● EXERCISE: Reproduce the lines from the line with "x-tick-date: Apr 27: [1293, 593, 1359, 617]" up to and including the line with "y-axis-title: Flux (Watts", substituting "Irradiance" for "Flux" and leaving everything else unchanged.

● RECORDS PROVIDED:
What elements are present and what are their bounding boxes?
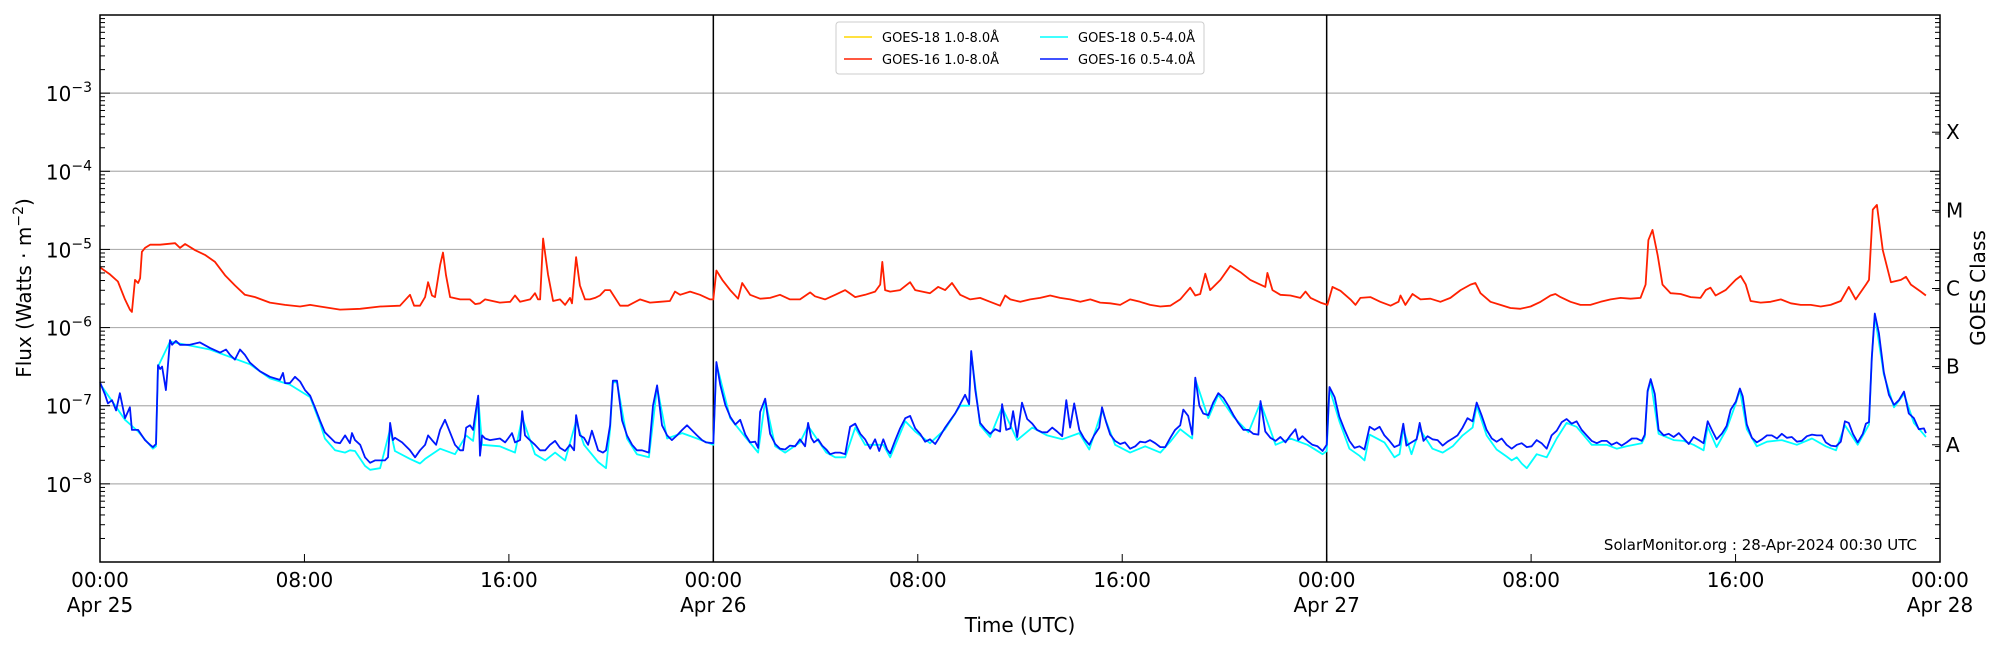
x-tick-date: Apr 27: [1293, 593, 1359, 617]
y-tick-exp: −6: [71, 315, 92, 331]
y-axis-title-close: ): [12, 198, 36, 206]
x-tick-label: 00:00: [1911, 568, 1969, 592]
goes-class-label-b: B: [1946, 355, 1960, 379]
goes-class-label-a: A: [1946, 433, 1960, 457]
y-axis-title: Flux (Watts · m−2): [11, 198, 36, 378]
x-tick-date: Apr 25: [67, 593, 133, 617]
y-axis-right-goes-class: A B C M X: [1930, 18, 1963, 563]
y-tick-base: 10: [46, 238, 71, 262]
y-tick-base: 10: [46, 82, 71, 106]
goes-class-label-m: M: [1946, 198, 1963, 222]
x-tick-label: 00:00: [1298, 568, 1356, 592]
y-tick-base: 10: [46, 395, 71, 419]
y-tick-base: 10: [46, 160, 71, 184]
x-tick-label: 00:00: [71, 568, 129, 592]
source-annotation: SolarMonitor.org : 28-Apr-2024 00:30 UTC: [1604, 536, 1917, 554]
data-series: [99, 203, 1927, 471]
y-tick-label: 10−6: [46, 315, 92, 341]
x-tick-label: 08:00: [1502, 568, 1560, 592]
x-tick-label: 08:00: [276, 568, 334, 592]
legend: GOES-18 1.0-8.0Å GOES-18 0.5-4.0Å GOES-16 …: [835, 21, 1205, 75]
goes-class-label-x: X: [1946, 120, 1960, 144]
y-axis-right-title: GOES Class: [1966, 230, 1990, 346]
y-tick-exp: −5: [71, 236, 92, 252]
series-line: [99, 314, 1927, 471]
y-tick-label: 10−8: [46, 471, 92, 497]
y-tick-exp: −4: [71, 158, 92, 174]
x-axis-title: Time (UTC): [964, 613, 1076, 637]
series-line: [99, 203, 1927, 313]
y-tick-label: 10−3: [46, 80, 92, 106]
y-tick-label: 10−4: [46, 158, 92, 184]
plot-frame: [99, 14, 1941, 563]
legend-label: GOES-18 0.5-4.0Å: [1078, 30, 1195, 46]
y-tick-exp: −7: [71, 393, 92, 409]
legend-items: GOES-18 1.0-8.0Å GOES-18 0.5-4.0Å GOES-16 …: [844, 30, 1195, 68]
y-tick-label: 10−7: [46, 393, 92, 419]
goes-class-label-c: C: [1946, 277, 1960, 301]
x-tick-label: 16:00: [480, 568, 538, 592]
y-tick-exp: −8: [71, 471, 92, 487]
y-tick-base: 10: [46, 473, 71, 497]
series-line: [99, 312, 1927, 464]
x-tick-label: 00:00: [685, 568, 743, 592]
x-tick-date: Apr 28: [1907, 593, 1973, 617]
y-axis-title-sup: −2: [11, 206, 27, 227]
y-tick-base: 10: [46, 317, 71, 341]
x-tick-label: 16:00: [1093, 568, 1151, 592]
y-tick-exp: −3: [71, 80, 92, 96]
legend-box: [835, 21, 1205, 75]
legend-label: GOES-16 0.5-4.0Å: [1078, 52, 1195, 68]
x-tick-date: Apr 26: [680, 593, 746, 617]
day-boundary-lines: [712, 15, 1328, 562]
x-tick-label: 08:00: [889, 568, 947, 592]
y-axis-title-main: Flux (Watts · m: [12, 227, 36, 378]
legend-label: GOES-16 1.0-8.0Å: [882, 52, 999, 68]
x-tick-label: 16:00: [1707, 568, 1765, 592]
y-axis-left: 10−810−710−610−510−410−3: [46, 18, 110, 563]
y-gridlines: [100, 92, 1940, 485]
y-tick-label: 10−5: [46, 236, 92, 262]
legend-label: GOES-18 1.0-8.0Å: [882, 30, 999, 46]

● RESULT:
x-tick-date: Apr 27: [1293, 593, 1359, 617]
y-tick-exp: −6: [71, 315, 92, 331]
y-axis-title-close: ): [12, 198, 36, 206]
x-tick-label: 00:00: [1911, 568, 1969, 592]
goes-class-label-b: B: [1946, 355, 1960, 379]
goes-class-label-a: A: [1946, 433, 1960, 457]
y-axis-title: Irradiance (Watts · m−2): [11, 198, 36, 378]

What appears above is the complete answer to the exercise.